* [GIVEN INSTRUCTION]
Go through the records below line by line. Count the lines with "Libraries" and give the count alone.

* [DATASET]
━━━━━━━━━━━━━━━━━━━━━━━━━━━━━━

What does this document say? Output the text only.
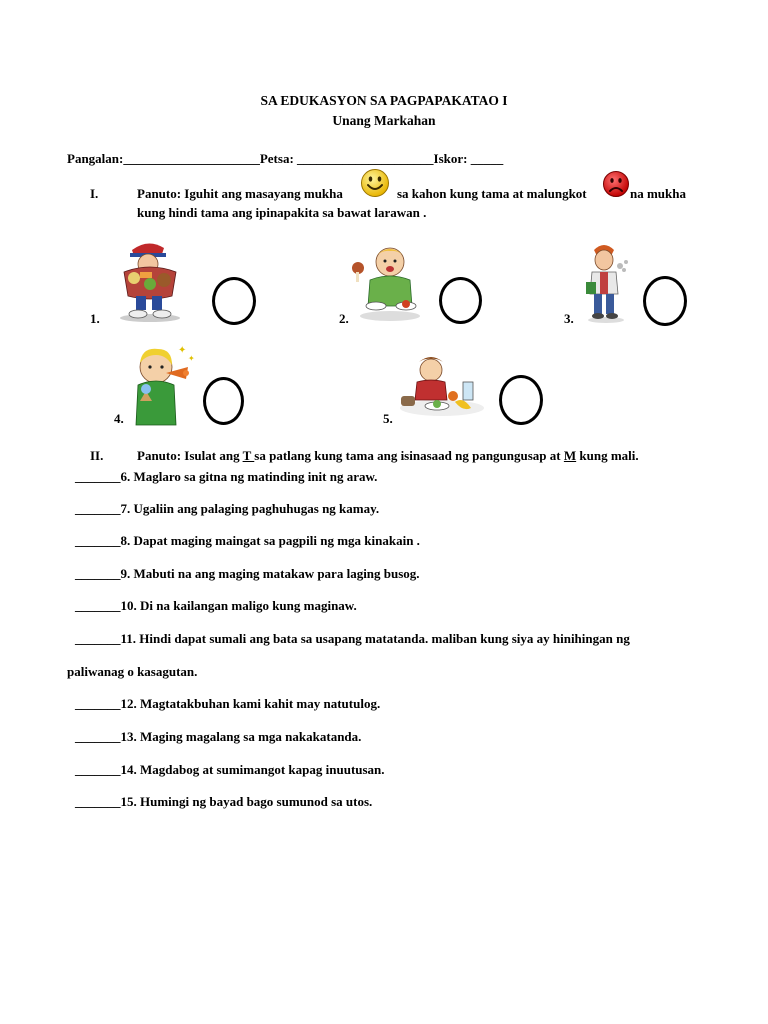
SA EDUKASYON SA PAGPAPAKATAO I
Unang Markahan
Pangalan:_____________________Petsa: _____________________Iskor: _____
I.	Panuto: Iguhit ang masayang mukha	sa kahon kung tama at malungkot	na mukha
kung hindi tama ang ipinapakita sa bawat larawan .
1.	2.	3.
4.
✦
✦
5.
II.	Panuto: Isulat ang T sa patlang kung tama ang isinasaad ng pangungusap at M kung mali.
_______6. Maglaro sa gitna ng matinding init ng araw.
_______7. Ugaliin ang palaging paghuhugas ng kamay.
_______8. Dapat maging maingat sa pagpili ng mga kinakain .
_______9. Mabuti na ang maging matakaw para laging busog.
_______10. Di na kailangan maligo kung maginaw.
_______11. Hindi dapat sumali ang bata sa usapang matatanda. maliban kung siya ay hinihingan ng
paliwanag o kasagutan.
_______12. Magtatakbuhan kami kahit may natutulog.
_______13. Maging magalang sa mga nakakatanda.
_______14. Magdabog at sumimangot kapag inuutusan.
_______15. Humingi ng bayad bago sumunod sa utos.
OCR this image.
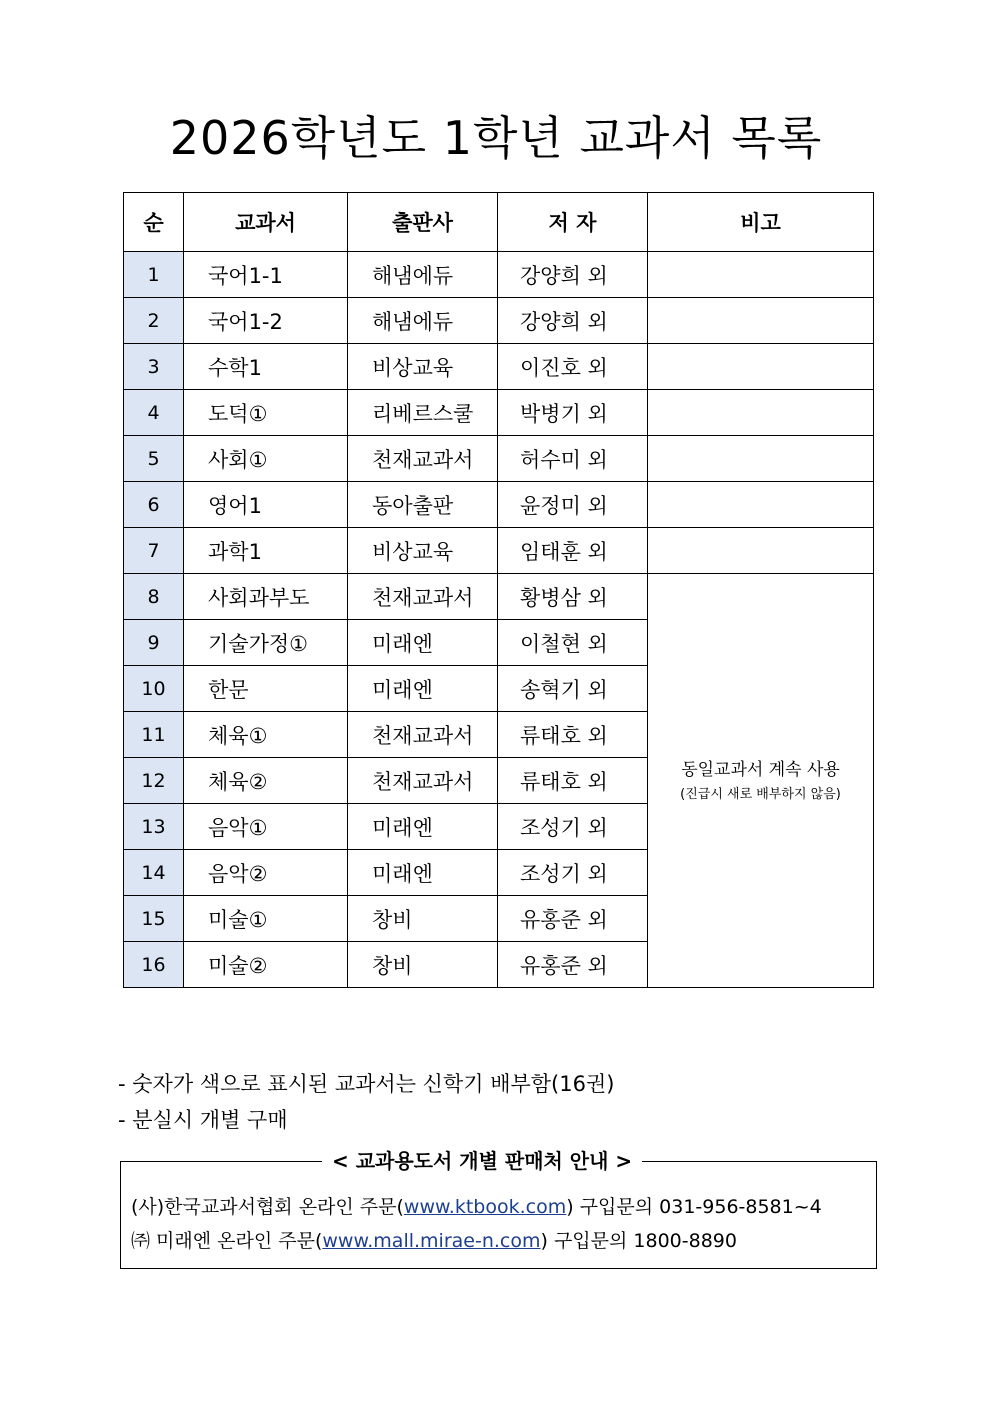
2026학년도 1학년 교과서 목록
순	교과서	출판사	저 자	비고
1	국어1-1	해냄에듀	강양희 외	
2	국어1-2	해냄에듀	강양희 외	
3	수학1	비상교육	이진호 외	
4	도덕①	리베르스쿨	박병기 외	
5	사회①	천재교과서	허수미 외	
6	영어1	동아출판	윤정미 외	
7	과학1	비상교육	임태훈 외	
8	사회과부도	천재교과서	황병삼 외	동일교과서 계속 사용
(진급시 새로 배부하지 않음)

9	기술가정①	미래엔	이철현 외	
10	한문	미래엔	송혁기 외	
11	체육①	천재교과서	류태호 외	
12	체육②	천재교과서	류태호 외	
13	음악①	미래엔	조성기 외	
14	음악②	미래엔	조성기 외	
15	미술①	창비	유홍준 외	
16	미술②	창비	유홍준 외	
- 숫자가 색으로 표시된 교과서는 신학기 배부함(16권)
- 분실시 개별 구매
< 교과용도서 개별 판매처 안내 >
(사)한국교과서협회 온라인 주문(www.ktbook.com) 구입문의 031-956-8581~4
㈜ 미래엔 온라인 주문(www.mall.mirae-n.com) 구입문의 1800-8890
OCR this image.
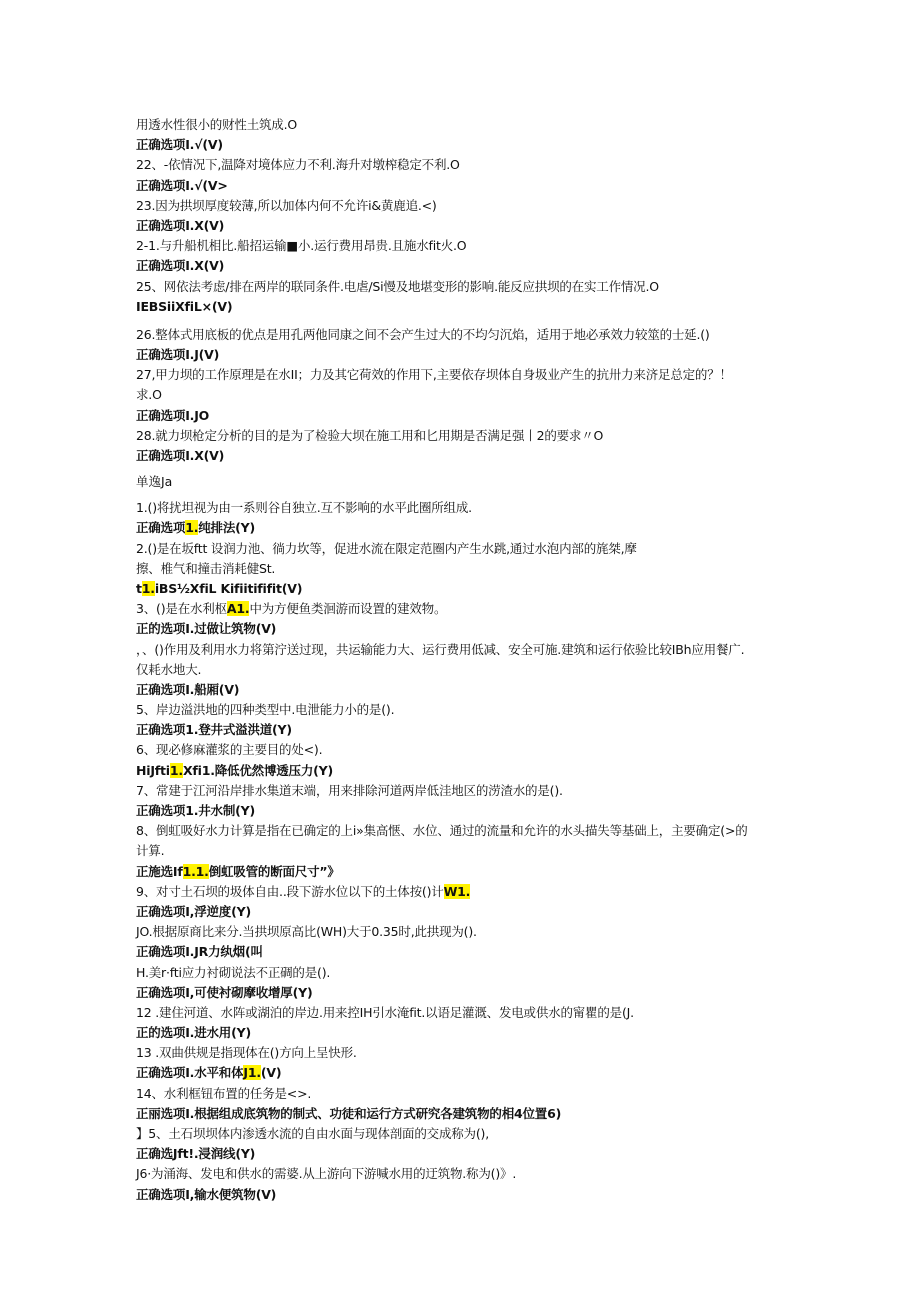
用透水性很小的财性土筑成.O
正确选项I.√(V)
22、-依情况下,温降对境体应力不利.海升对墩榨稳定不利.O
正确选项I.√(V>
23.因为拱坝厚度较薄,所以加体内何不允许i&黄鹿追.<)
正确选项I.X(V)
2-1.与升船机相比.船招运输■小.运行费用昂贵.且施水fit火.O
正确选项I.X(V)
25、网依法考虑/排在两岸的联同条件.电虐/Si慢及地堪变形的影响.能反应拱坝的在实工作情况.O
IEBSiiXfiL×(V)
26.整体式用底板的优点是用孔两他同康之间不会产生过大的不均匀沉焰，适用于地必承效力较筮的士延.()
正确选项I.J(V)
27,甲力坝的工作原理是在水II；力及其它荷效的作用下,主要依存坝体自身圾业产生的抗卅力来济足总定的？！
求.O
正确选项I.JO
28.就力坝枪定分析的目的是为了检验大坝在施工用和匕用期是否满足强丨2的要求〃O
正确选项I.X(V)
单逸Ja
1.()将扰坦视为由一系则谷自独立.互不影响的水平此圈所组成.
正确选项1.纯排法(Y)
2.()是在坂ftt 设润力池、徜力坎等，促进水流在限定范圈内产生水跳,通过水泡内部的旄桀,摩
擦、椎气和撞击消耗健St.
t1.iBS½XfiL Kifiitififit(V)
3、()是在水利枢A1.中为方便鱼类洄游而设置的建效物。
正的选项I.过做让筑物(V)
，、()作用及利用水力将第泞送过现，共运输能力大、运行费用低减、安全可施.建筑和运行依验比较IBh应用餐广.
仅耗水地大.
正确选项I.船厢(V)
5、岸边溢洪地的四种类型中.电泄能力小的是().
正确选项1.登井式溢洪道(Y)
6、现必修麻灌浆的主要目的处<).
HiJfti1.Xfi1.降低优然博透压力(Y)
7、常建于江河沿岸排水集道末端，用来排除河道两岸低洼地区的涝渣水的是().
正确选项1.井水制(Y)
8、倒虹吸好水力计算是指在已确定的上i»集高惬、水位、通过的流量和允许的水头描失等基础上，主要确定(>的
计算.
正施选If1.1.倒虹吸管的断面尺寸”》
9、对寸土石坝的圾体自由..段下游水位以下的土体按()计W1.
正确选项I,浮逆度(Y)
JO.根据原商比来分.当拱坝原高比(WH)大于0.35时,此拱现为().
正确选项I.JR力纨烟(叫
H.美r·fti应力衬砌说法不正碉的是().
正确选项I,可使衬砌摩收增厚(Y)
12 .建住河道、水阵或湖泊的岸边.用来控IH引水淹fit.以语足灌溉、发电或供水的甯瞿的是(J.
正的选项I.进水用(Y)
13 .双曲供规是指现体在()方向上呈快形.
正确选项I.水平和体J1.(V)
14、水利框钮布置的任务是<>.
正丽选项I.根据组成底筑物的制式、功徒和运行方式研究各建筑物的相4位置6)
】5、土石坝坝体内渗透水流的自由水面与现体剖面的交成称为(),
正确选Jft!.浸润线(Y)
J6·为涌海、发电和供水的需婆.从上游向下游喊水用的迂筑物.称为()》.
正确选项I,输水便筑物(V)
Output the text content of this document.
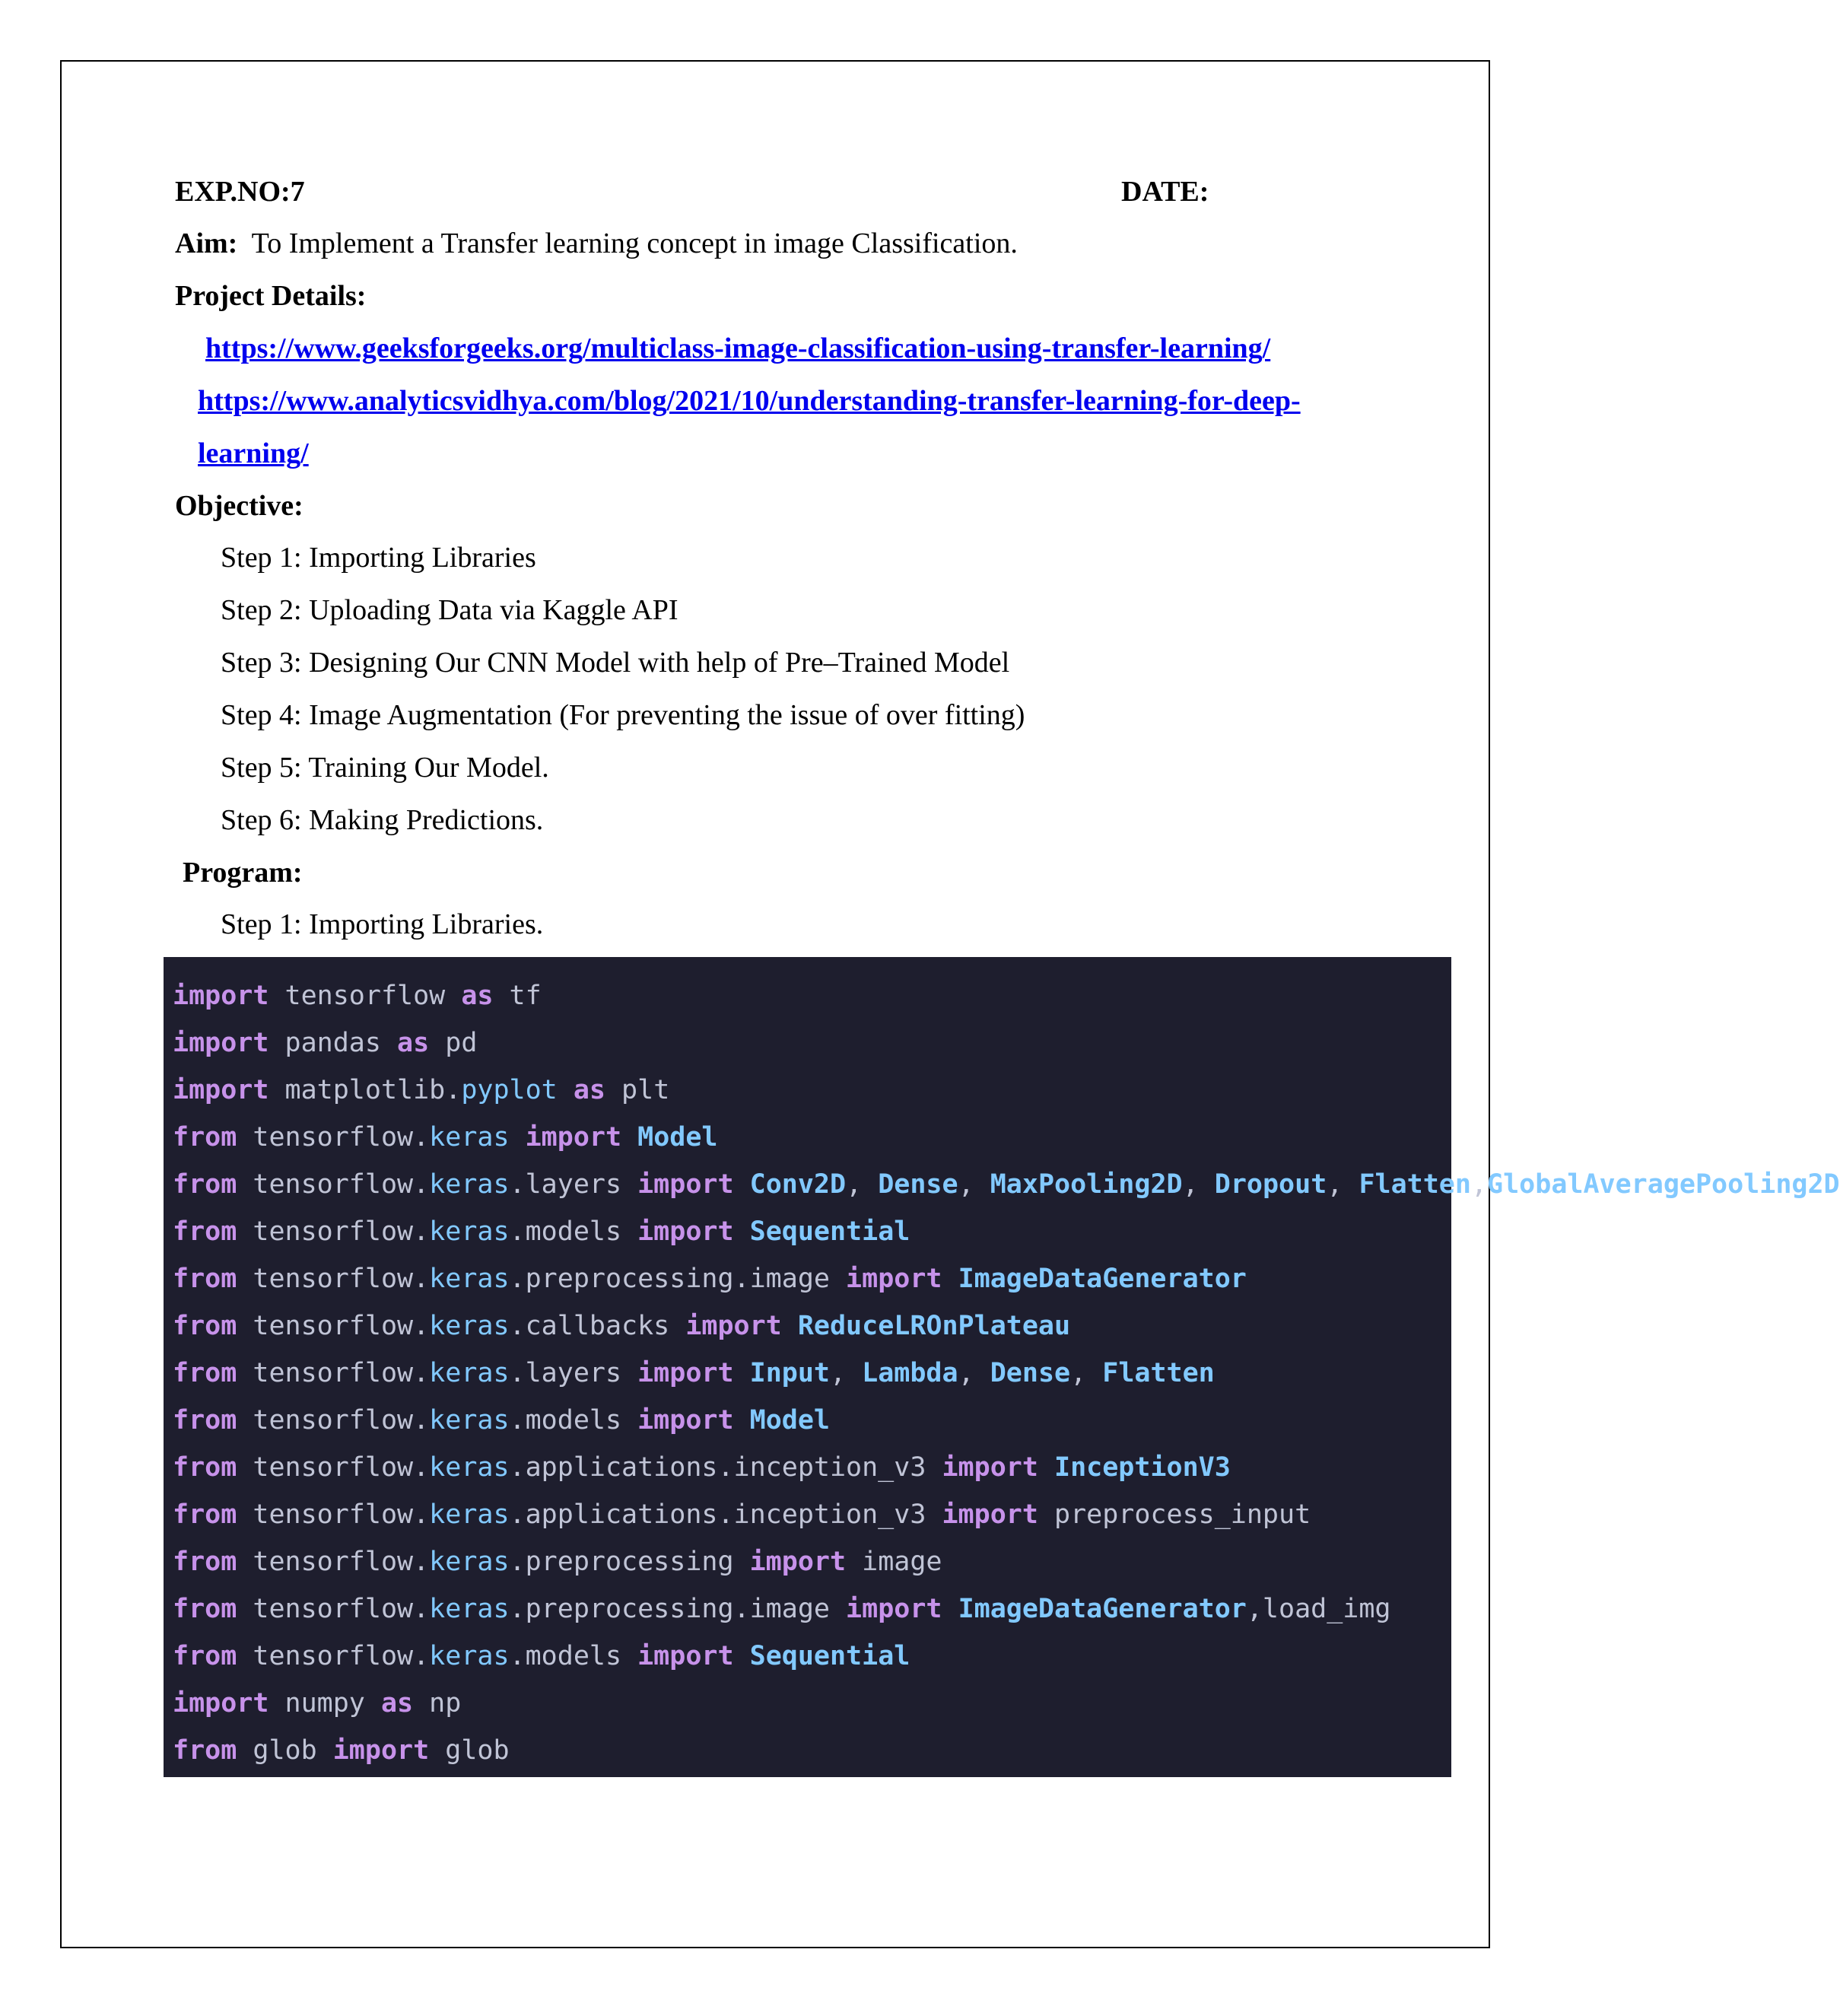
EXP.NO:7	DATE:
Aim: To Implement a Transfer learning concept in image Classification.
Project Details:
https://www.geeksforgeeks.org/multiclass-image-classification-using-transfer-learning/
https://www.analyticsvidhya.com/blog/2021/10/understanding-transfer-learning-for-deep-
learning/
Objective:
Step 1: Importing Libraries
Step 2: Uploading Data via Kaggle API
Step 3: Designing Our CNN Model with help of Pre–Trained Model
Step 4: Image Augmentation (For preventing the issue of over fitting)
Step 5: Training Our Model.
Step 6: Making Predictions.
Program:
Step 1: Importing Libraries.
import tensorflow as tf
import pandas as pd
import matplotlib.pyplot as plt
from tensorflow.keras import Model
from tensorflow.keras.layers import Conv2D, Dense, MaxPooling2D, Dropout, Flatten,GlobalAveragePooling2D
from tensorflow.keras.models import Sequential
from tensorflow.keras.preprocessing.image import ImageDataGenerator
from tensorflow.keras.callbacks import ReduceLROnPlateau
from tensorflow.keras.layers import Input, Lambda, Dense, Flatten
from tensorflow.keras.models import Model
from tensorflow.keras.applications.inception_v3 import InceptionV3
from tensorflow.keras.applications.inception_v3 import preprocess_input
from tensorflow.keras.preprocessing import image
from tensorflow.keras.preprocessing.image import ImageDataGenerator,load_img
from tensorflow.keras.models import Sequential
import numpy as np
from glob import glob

━━━━━━━━━━━━━━━━━━━━━━━━━━━━━━

* [THE RESULT]
2